AIM: Filter these entries so that only lines with the word "node" remain.

EXTRACTED DATA:

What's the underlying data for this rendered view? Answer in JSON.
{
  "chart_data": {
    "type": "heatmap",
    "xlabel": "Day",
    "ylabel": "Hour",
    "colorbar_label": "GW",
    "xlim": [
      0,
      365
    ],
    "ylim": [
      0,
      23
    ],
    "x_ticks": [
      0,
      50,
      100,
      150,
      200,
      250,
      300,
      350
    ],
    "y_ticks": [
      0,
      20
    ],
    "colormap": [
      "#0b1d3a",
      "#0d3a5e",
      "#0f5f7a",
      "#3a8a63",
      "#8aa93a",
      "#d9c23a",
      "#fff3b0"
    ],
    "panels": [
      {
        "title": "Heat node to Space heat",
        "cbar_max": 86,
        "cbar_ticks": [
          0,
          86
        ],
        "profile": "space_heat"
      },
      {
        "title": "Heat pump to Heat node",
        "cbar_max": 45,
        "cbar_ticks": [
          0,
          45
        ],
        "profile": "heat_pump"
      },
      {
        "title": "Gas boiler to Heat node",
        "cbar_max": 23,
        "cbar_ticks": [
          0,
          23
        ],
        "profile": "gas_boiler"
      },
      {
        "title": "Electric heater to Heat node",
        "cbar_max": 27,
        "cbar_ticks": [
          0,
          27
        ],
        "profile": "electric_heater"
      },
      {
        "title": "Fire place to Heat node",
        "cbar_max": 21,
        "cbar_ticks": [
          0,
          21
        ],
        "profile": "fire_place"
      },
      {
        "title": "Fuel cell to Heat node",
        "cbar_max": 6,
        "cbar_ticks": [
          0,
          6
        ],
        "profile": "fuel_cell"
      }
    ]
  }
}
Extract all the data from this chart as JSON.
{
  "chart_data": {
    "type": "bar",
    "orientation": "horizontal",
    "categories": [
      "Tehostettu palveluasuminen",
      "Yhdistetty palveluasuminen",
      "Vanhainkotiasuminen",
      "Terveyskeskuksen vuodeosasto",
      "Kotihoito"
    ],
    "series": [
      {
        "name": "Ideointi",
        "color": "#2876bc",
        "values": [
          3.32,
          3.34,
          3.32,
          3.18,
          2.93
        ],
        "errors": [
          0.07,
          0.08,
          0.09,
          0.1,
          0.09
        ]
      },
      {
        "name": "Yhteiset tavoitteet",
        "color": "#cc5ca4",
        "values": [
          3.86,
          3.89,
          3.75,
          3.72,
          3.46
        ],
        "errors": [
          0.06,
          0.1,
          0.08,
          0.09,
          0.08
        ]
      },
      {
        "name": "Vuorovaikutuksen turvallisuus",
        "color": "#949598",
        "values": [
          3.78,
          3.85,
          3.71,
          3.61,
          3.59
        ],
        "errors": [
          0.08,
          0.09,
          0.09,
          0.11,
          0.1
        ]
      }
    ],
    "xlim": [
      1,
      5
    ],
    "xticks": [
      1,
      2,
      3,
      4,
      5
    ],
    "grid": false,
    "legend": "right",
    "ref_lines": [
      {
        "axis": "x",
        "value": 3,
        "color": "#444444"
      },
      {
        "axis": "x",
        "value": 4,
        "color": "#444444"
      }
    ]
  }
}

SOLUTION TO THIS TASK:
        "title": "Heat node to Space heat",
        "title": "Heat pump to Heat node",
        "title": "Gas boiler to Heat node",
        "title": "Electric heater to Heat node",
        "title": "Fire place to Heat node",
        "title": "Fuel cell to Heat node",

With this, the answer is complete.